## SHORT EXERCISE A:
Please set down the entries that follow the shotgun review, from their first line to the line with "chart-title: MAXIMUM FIELD: 21.8500", both lines included, without any change.

I just bought a RRL Sporting Clays engraved. Before you tell me I'm on crack and they don't make such a thing, call Ruger.
It was a limited time, special something or another. Basically it's just the engraved receiver version with the 30" sporting clays barrel set, a combination which normally isn't offered.
My first impression of it and IMHO the gun splits the difference between what one might describe as the Mossberg 500's of the O/U world and the more expensive snob-appeal guns.
That is what I expected for the price and is by all appearances what I received.
It is worth noting that at the published retail price the gun would be overpriced, but at typical www or shipped-to-your-favorite-FFL-from-a-warehouse-outfit prices, it seems to fit well in the market at that price point.
That is to say it's about what I expected at the price point it is realistically and universally available for.
My first impression of the gun is that it is uncharacteristically thin, both horizontally (across the receiver) and vertically.
That, with the nice (but not snob price/class) gold+engraving, the long barrels, the relatively low-volume (in my estimation) stock and forearm, and the separate barrels the gun has an overall lean and (to my eyes) attractive lines.
The gun fits me better than most guns do out of the crate, which is Ok but not great. But I'm also not an experienced enough clays shooter to know exactly what a great fit is, and at 6'1" and 270, built like an offensive lineman and with longish arms, most guns simply don't fit me well right out of the box anyway. I can't fault the gun for the fit, and in fact it does fit me better than most guns (even the snob-class guns) do.
My initial impressions are that the controls/break were a little stiff right out of the box, but with some gun oil and manipulation they are starting to loosen up. The stock and forearm appear to have not been hand-fitted to the metal before being removed and finished, but again in this price range I wasn't expecting that. And although (and obviously) not hand-fit, the fit is nonetheless better than the current offerings of field/hunting grade guns I've been exposed to. And certainly the wood, checkering, fit, and finish are better than the Spartans/Baikals/Khans/Mossberg SR's/etc that I've handled and looked over.
I am concerned about the reported issues, most of which appear to be the same rumors being reported over and over ad nauseum along the lines of "Well, I know someone who knows someone who saw a post on a board in Europe about some guy who's sister shoots with a guy whose friend's cousin saw one at some shoots..."
That's not to dismiss or diminish the real experiences of some as posted herein and elsewhere. But balanced against the number of guns sold and the positive estimations, I decided it was worth taking the chance...

## RECORDS PROVIDED:
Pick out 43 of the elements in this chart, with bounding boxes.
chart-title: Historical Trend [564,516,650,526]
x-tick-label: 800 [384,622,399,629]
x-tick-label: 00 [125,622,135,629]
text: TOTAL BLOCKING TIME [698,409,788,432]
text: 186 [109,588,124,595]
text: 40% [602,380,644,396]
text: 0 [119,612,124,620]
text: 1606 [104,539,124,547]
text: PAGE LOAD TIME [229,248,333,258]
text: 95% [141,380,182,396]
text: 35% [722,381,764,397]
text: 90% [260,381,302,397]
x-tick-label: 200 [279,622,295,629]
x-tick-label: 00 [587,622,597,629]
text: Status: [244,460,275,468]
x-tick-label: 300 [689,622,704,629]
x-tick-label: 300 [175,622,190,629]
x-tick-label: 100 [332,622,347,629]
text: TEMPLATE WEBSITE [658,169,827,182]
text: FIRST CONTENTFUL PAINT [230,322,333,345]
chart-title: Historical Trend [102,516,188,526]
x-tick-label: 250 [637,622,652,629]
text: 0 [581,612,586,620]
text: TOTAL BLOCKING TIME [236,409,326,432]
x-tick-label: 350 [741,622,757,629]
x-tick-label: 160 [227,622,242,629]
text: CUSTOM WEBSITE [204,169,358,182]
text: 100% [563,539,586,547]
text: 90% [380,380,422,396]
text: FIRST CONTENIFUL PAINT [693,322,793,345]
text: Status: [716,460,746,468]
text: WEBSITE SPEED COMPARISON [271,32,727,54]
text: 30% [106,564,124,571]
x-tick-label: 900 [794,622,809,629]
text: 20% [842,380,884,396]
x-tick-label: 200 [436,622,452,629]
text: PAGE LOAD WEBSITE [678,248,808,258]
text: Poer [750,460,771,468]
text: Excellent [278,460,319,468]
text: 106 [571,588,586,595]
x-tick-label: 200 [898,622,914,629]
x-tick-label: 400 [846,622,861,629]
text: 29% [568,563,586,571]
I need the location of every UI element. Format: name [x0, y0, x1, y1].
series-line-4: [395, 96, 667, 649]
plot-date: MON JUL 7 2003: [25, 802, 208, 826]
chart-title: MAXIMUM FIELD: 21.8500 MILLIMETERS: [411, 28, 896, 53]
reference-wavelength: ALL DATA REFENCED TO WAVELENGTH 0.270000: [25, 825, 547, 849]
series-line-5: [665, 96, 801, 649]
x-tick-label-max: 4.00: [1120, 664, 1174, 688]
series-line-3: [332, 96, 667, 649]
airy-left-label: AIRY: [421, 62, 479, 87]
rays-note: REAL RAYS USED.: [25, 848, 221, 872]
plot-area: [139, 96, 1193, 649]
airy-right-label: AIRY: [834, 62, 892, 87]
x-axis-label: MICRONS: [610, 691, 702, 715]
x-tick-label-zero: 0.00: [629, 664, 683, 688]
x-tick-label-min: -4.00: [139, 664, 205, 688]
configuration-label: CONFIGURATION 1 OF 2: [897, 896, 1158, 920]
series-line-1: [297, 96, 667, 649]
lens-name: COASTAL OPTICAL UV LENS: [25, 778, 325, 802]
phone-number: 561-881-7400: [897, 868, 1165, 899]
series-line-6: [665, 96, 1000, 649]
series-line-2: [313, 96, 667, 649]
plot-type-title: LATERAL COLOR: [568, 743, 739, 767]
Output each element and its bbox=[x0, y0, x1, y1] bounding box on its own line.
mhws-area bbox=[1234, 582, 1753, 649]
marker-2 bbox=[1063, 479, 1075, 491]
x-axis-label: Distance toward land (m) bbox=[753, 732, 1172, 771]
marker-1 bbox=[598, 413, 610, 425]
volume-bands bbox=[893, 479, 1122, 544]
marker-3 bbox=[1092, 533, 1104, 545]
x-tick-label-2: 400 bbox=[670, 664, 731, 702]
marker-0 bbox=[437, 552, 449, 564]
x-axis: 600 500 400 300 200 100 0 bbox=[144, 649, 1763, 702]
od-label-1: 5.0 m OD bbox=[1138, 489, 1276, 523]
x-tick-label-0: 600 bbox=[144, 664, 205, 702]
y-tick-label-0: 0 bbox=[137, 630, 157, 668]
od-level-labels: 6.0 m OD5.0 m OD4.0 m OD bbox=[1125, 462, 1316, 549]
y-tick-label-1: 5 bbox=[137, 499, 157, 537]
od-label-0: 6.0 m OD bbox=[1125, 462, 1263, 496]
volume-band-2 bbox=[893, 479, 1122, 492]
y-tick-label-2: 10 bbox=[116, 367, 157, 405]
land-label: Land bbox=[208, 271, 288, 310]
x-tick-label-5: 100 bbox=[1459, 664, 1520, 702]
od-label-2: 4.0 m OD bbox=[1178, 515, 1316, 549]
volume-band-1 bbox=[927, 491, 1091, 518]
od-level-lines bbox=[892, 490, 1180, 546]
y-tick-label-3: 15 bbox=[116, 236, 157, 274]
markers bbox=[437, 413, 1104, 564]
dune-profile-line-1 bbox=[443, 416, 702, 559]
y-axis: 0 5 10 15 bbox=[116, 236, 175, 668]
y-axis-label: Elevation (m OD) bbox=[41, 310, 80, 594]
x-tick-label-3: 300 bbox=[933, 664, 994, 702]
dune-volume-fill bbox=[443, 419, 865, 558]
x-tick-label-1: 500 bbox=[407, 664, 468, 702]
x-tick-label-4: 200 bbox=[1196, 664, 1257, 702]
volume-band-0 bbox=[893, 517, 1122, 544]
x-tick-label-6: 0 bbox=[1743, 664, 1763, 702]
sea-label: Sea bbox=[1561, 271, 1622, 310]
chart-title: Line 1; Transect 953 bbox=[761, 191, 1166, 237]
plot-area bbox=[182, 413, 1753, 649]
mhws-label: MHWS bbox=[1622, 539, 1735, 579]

## SHORT EXERCISE B:
Extract the passage of the shotgun review from "That is to say" to "snob-class guns) do.", word for word.

## TASK SOLUTION A:
Pick out 43 of the elements in this chart, with bounding boxes.
chart-title: Historical Trend [564,516,650,526]
x-tick-label: 800 [384,622,399,629]
x-tick-label: 00 [125,622,135,629]
text: TOTAL BLOCKING TIME [698,409,788,432]
text: 186 [109,588,124,595]
text: 40% [602,380,644,396]
text: 0 [119,612,124,620]
text: 1606 [104,539,124,547]
text: PAGE LOAD TIME [229,248,333,258]
text: 95% [141,380,182,396]
text: 35% [722,381,764,397]
text: 90% [260,381,302,397]
x-tick-label: 200 [279,622,295,629]
x-tick-label: 00 [587,622,597,629]
text: Status: [244,460,275,468]
x-tick-label: 300 [689,622,704,629]
x-tick-label: 300 [175,622,190,629]
x-tick-label: 100 [332,622,347,629]
text: TEMPLATE WEBSITE [658,169,827,182]
text: FIRST CONTENTFUL PAINT [230,322,333,345]
chart-title: Historical Trend [102,516,188,526]
x-tick-label: 250 [637,622,652,629]
text: 0 [581,612,586,620]
text: TOTAL BLOCKING TIME [236,409,326,432]
x-tick-label: 350 [741,622,757,629]
x-tick-label: 160 [227,622,242,629]
text: CUSTOM WEBSITE [204,169,358,182]
text: 100% [563,539,586,547]
text: 90% [380,380,422,396]
text: FIRST CONTENIFUL PAINT [693,322,793,345]
text: Status: [716,460,746,468]
text: WEBSITE SPEED COMPARISON [271,32,727,54]
text: 30% [106,564,124,571]
x-tick-label: 900 [794,622,809,629]
text: 20% [842,380,884,396]
x-tick-label: 200 [436,622,452,629]
text: PAGE LOAD WEBSITE [678,248,808,258]
text: Poer [750,460,771,468]
text: Excellent [278,460,319,468]
text: 106 [571,588,586,595]
x-tick-label: 200 [898,622,914,629]
x-tick-label: 400 [846,622,861,629]
text: 29% [568,563,586,571]
I need the location of every UI element. Format: name [x0, y0, x1, y1].
series-line-4: [395, 96, 667, 649]
plot-date: MON JUL 7 2003: [25, 802, 208, 826]
chart-title: MAXIMUM FIELD: 21.8500 MILLIMETERS: [411, 28, 896, 53]

## TASK SOLUTION B:
That is to say it's about what I expected at the price point it is realistically and universally available for.
My first impression of the gun is that it is uncharacteristically thin, both horizontally (across the receiver) and vertically.
That, with the nice (but not snob price/class) gold+engraving, the long barrels, the relatively low-volume (in my estimation) stock and forearm, and the separate barrels the gun has an overall lean and (to my eyes) attractive lines.
The gun fits me better than most guns do out of the crate, which is Ok but not great. But I'm also not an experienced enough clays shooter to know exactly what a great fit is, and at 6'1" and 270, built like an offensive lineman and with longish arms, most guns simply don't fit me well right out of the box anyway. I can't fault the gun for the fit, and in fact it does fit me better than most guns (even the snob-class guns) do.